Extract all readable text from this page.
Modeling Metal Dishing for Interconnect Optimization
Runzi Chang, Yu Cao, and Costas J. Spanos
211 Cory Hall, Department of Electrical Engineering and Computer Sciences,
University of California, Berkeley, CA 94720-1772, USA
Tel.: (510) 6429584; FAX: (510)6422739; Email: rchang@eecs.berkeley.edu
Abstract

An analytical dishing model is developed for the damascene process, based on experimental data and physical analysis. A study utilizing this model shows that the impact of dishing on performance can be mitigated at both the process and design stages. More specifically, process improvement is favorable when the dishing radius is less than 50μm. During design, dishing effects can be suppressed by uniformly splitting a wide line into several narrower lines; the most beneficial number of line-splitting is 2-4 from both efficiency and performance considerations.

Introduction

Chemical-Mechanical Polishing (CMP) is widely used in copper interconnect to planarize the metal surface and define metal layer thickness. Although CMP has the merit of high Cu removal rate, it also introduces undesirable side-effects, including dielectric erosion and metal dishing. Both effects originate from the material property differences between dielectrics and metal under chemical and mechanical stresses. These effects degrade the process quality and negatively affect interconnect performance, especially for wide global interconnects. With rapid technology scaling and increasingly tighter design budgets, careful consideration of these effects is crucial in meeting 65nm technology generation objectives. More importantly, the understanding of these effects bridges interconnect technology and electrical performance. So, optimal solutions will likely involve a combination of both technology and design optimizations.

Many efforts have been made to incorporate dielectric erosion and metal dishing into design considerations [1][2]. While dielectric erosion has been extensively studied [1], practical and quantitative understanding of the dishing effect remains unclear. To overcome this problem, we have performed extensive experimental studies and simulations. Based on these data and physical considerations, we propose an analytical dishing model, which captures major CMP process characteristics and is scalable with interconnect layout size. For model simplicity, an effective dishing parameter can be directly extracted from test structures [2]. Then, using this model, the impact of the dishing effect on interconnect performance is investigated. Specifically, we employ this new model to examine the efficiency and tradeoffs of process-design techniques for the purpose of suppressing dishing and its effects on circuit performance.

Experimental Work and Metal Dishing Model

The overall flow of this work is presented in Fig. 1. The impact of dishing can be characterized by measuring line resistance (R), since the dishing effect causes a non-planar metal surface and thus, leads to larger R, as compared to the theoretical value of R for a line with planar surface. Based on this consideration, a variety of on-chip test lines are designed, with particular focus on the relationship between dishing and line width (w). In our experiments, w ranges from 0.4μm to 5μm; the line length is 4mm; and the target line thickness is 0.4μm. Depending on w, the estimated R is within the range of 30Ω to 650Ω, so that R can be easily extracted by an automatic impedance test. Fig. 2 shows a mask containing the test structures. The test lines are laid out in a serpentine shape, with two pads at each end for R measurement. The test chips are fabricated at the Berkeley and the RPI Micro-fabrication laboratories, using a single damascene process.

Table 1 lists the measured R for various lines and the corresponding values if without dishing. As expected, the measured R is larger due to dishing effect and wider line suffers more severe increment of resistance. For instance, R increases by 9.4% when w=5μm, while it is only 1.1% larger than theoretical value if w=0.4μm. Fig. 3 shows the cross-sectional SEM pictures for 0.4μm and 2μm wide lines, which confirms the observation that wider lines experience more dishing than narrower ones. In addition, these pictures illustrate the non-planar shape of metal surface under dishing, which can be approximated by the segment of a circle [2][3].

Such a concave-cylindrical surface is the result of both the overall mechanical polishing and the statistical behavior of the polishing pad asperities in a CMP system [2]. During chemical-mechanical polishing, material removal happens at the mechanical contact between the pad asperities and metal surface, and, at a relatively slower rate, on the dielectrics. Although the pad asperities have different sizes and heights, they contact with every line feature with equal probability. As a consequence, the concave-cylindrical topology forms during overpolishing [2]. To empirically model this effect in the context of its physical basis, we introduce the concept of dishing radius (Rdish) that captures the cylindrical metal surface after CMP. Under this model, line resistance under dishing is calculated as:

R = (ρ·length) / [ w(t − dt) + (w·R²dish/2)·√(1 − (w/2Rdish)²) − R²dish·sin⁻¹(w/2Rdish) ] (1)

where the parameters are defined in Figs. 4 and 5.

* * * * * * * * *

> **Aim of the exercise**
Extract every line above exactly as it stands.

> **Task result**
Extract all readable text from this page.
Modeling Metal Dishing for Interconnect Optimization
Runzi Chang, Yu Cao, and Costas J. Spanos
211 Cory Hall, Department of Electrical Engineering and Computer Sciences,
University of California, Berkeley, CA 94720-1772, USA
Tel.: (510) 6429584; FAX: (510)6422739; Email: rchang@eecs.berkeley.edu
Abstract

An analytical dishing model is developed for the damascene process, based on experimental data and physical analysis. A study utilizing this model shows that the impact of dishing on performance can be mitigated at both the process and design stages. More specifically, process improvement is favorable when the dishing radius is less than 50μm. During design, dishing effects can be suppressed by uniformly splitting a wide line into several narrower lines; the most beneficial number of line-splitting is 2-4 from both efficiency and performance considerations.

Introduction

Chemical-Mechanical Polishing (CMP) is widely used in copper interconnect to planarize the metal surface and define metal layer thickness. Although CMP has the merit of high Cu removal rate, it also introduces undesirable side-effects, including dielectric erosion and metal dishing. Both effects originate from the material property differences between dielectrics and metal under chemical and mechanical stresses. These effects degrade the process quality and negatively affect interconnect performance, especially for wide global interconnects. With rapid technology scaling and increasingly tighter design budgets, careful consideration of these effects is crucial in meeting 65nm technology generation objectives. More importantly, the understanding of these effects bridges interconnect technology and electrical performance. So, optimal solutions will likely involve a combination of both technology and design optimizations.

Many efforts have been made to incorporate dielectric erosion and metal dishing into design considerations [1][2]. While dielectric erosion has been extensively studied [1], practical and quantitative understanding of the dishing effect remains unclear. To overcome this problem, we have performed extensive experimental studies and simulations. Based on these data and physical considerations, we propose an analytical dishing model, which captures major CMP process characteristics and is scalable with interconnect layout size. For model simplicity, an effective dishing parameter can be directly extracted from test structures [2]. Then, using this model, the impact of the dishing effect on interconnect performance is investigated. Specifically, we employ this new model to examine the efficiency and tradeoffs of process-design techniques for the purpose of suppressing dishing and its effects on circuit performance.

Experimental Work and Metal Dishing Model

The overall flow of this work is presented in Fig. 1. The impact of dishing can be characterized by measuring line resistance (R), since the dishing effect causes a non-planar metal surface and thus, leads to larger R, as compared to the theoretical value of R for a line with planar surface. Based on this consideration, a variety of on-chip test lines are designed, with particular focus on the relationship between dishing and line width (w). In our experiments, w ranges from 0.4μm to 5μm; the line length is 4mm; and the target line thickness is 0.4μm. Depending on w, the estimated R is within the range of 30Ω to 650Ω, so that R can be easily extracted by an automatic impedance test. Fig. 2 shows a mask containing the test structures. The test lines are laid out in a serpentine shape, with two pads at each end for R measurement. The test chips are fabricated at the Berkeley and the RPI Micro-fabrication laboratories, using a single damascene process.

Table 1 lists the measured R for various lines and the corresponding values if without dishing. As expected, the measured R is larger due to dishing effect and wider line suffers more severe increment of resistance. For instance, R increases by 9.4% when w=5μm, while it is only 1.1% larger than theoretical value if w=0.4μm. Fig. 3 shows the cross-sectional SEM pictures for 0.4μm and 2μm wide lines, which confirms the observation that wider lines experience more dishing than narrower ones. In addition, these pictures illustrate the non-planar shape of metal surface under dishing, which can be approximated by the segment of a circle [2][3].

Such a concave-cylindrical surface is the result of both the overall mechanical polishing and the statistical behavior of the polishing pad asperities in a CMP system [2]. During chemical-mechanical polishing, material removal happens at the mechanical contact between the pad asperities and metal surface, and, at a relatively slower rate, on the dielectrics. Although the pad asperities have different sizes and heights, they contact with every line feature with equal probability. As a consequence, the concave-cylindrical topology forms during overpolishing [2]. To empirically model this effect in the context of its physical basis, we introduce the concept of dishing radius (Rdish) that captures the cylindrical metal surface after CMP. Under this model, line resistance under dishing is calculated as:

R = (ρ·length) / [ w(t − dt) + (w·R²dish/2)·√(1 − (w/2Rdish)²) − R²dish·sin⁻¹(w/2Rdish) ] (1)

where the parameters are defined in Figs. 4 and 5.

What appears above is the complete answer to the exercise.